- EXERCISE -
Among the entries that follow, tally the lines with the string "JSON". Give no more than the number.

- DATA FOR THIS EXERCISE -
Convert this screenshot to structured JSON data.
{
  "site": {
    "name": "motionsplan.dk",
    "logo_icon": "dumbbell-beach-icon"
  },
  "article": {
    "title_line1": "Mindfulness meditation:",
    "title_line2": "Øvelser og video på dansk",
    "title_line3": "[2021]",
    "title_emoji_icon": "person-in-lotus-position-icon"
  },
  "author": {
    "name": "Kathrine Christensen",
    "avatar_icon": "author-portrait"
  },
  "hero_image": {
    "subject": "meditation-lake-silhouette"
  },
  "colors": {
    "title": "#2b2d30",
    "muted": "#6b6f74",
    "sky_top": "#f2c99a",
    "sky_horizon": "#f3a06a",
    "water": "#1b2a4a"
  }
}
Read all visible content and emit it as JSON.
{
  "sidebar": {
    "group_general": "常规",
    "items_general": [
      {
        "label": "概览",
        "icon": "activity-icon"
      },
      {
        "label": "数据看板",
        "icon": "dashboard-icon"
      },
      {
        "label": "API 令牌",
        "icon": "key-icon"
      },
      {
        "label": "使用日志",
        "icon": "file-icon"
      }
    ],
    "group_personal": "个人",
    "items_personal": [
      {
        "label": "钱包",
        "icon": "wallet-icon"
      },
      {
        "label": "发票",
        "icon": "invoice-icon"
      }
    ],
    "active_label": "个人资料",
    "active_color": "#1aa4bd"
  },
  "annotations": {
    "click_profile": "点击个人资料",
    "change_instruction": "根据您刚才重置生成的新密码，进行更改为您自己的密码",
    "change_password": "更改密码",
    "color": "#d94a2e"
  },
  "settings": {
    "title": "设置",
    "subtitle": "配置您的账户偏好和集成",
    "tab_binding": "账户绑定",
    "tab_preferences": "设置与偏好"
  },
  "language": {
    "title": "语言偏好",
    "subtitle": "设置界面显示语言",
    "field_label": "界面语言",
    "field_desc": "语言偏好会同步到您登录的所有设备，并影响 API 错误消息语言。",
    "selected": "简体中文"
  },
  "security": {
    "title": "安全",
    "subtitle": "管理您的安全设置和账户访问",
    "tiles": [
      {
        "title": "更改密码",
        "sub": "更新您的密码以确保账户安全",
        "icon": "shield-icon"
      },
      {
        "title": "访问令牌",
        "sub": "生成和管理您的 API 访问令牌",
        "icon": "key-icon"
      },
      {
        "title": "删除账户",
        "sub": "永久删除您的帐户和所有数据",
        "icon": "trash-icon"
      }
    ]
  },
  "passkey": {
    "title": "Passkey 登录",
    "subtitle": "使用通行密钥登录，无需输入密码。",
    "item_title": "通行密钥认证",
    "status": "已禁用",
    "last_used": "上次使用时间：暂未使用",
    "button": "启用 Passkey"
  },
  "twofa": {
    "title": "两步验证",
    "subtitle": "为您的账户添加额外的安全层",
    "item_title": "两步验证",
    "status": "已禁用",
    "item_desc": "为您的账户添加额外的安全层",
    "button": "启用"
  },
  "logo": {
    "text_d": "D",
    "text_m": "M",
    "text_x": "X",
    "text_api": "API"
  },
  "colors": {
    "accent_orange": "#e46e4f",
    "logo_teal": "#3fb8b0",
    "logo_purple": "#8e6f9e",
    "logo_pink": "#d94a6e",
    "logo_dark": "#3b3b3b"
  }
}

- ANSWER TO THE EXERCISE -
2